(Exercise details):
Find each line with the word "this" in it, then give the total alone.
═════ Exercise input
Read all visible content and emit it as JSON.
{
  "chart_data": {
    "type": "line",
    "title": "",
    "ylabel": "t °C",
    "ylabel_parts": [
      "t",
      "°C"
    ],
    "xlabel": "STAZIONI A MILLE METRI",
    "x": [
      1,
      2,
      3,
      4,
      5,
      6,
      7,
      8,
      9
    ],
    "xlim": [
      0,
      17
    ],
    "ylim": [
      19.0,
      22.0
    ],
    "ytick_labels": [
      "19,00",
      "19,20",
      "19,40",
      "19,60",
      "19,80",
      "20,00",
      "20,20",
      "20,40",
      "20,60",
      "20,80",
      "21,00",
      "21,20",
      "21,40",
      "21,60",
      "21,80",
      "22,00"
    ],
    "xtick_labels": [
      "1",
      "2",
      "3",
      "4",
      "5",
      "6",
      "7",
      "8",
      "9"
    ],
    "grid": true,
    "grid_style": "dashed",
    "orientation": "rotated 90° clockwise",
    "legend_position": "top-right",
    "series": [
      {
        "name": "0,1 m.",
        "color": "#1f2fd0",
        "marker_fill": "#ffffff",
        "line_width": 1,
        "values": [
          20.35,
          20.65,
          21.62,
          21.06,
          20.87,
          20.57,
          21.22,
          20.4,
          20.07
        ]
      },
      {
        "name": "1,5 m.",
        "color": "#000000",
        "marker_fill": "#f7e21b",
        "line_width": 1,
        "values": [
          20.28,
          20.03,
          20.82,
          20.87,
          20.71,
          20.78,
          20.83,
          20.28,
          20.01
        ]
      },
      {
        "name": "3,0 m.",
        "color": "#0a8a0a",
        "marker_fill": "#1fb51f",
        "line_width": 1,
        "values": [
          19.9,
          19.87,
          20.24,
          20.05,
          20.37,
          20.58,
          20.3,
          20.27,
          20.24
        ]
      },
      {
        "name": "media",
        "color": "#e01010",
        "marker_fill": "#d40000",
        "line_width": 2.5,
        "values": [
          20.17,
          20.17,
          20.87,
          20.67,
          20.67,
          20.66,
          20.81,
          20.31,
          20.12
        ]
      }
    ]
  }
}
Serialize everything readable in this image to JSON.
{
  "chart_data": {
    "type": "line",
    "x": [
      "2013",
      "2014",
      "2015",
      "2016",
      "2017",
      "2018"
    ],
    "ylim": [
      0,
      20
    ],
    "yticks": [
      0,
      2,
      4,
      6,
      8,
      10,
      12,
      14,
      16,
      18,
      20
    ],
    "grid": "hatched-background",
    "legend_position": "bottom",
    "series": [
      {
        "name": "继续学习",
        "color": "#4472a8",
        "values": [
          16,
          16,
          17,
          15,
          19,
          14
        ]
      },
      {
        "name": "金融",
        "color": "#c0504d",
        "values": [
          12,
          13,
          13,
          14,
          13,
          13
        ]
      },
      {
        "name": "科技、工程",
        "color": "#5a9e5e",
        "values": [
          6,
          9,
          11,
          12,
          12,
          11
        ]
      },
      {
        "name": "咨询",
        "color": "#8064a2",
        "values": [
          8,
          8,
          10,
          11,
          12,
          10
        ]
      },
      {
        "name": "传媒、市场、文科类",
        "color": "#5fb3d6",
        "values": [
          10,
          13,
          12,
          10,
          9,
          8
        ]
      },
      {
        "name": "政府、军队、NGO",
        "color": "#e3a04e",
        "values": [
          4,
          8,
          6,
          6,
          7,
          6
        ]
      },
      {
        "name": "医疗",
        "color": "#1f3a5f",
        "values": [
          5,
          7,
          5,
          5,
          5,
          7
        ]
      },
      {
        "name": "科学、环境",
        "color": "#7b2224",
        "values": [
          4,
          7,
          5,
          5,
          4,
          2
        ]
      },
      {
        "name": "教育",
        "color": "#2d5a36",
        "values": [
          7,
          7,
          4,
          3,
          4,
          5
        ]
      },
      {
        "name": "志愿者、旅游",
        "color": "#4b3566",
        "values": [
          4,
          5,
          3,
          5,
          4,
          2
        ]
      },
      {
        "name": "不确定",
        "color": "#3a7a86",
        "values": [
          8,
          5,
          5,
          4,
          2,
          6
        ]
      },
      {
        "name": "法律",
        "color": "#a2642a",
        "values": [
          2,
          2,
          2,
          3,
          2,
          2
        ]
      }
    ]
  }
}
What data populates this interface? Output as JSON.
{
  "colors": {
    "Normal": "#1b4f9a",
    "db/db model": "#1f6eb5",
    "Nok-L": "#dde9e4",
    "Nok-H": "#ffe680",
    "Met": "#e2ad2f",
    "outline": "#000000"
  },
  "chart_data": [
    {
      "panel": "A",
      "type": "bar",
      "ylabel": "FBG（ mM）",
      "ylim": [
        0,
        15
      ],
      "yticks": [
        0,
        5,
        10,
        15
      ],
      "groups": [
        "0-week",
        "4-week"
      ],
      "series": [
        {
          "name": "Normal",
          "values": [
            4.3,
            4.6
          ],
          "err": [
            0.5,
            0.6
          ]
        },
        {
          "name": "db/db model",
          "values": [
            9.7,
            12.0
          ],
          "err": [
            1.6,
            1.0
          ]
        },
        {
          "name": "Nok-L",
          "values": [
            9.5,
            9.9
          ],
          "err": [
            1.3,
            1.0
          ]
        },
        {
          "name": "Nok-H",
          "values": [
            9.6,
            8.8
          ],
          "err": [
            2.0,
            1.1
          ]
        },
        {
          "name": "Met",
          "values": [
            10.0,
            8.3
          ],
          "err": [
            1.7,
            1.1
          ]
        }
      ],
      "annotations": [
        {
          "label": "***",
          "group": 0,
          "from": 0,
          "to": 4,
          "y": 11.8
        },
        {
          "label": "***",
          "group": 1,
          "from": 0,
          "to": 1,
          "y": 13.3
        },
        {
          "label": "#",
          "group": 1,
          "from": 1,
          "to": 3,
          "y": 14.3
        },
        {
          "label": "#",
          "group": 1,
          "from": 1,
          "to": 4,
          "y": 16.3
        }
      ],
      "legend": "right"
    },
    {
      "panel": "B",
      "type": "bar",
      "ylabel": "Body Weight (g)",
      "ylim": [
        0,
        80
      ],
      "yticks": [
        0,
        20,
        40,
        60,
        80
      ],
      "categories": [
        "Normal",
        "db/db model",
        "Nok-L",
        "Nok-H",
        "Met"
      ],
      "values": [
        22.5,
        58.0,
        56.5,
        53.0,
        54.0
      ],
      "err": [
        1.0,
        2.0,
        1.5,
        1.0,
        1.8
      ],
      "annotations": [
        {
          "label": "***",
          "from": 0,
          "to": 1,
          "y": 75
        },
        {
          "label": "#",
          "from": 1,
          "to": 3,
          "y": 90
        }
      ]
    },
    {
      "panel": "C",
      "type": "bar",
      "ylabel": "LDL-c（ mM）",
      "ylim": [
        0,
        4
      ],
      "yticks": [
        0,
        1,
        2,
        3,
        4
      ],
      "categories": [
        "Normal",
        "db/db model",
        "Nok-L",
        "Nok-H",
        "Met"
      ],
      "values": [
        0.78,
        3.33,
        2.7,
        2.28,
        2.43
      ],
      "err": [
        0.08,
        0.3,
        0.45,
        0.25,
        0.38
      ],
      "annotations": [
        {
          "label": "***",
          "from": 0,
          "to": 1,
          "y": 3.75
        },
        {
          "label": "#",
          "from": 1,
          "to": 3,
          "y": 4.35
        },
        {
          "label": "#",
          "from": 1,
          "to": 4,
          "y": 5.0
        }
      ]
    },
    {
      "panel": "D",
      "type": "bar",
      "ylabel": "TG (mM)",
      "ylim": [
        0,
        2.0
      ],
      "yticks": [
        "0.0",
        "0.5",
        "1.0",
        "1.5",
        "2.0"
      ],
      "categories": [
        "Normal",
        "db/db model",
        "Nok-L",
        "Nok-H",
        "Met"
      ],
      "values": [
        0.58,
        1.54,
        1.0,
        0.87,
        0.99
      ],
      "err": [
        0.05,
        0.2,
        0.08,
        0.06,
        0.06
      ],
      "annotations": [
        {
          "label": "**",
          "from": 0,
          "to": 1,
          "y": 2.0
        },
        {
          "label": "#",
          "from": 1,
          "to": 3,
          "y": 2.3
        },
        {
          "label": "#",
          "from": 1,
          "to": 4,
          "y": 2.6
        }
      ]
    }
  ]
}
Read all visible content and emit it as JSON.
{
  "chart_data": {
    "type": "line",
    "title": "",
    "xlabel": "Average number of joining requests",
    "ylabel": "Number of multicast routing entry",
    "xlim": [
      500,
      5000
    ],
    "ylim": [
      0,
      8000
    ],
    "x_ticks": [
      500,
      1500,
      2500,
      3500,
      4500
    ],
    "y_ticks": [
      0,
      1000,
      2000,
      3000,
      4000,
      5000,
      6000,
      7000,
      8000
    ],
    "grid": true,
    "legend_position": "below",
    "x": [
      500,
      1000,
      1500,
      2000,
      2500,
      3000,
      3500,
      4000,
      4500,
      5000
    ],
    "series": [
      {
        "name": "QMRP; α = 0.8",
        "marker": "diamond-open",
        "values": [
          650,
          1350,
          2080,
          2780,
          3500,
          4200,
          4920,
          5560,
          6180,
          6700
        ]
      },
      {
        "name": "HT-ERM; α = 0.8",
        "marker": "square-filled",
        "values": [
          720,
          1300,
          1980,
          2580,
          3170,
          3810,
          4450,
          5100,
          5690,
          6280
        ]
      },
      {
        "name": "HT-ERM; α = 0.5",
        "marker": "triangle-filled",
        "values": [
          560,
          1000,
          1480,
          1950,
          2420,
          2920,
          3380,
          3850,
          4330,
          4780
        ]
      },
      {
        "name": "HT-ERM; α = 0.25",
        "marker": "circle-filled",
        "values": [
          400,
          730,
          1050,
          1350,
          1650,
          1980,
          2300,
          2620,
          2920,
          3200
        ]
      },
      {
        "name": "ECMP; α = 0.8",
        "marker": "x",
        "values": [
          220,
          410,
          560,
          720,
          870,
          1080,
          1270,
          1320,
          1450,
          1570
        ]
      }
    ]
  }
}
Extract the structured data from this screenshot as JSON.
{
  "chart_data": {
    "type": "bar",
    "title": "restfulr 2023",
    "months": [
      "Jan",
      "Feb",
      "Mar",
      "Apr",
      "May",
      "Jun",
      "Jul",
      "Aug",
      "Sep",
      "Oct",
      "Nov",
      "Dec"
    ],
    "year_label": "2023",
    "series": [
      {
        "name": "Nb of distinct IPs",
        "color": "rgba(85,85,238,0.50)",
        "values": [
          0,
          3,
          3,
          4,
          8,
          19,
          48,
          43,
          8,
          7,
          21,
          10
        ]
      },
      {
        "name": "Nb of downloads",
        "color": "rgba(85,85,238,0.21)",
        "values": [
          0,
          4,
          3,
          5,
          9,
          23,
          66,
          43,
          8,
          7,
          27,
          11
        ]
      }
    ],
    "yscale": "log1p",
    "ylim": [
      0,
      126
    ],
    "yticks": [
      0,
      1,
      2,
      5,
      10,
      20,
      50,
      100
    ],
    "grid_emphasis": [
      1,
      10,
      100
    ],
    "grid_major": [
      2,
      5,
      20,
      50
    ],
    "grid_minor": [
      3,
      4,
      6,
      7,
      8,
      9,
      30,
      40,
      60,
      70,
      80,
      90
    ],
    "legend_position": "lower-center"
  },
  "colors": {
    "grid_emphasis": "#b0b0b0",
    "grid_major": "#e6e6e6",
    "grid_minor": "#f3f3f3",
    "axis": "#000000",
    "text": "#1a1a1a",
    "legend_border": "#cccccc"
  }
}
══════════
(Written answer):
3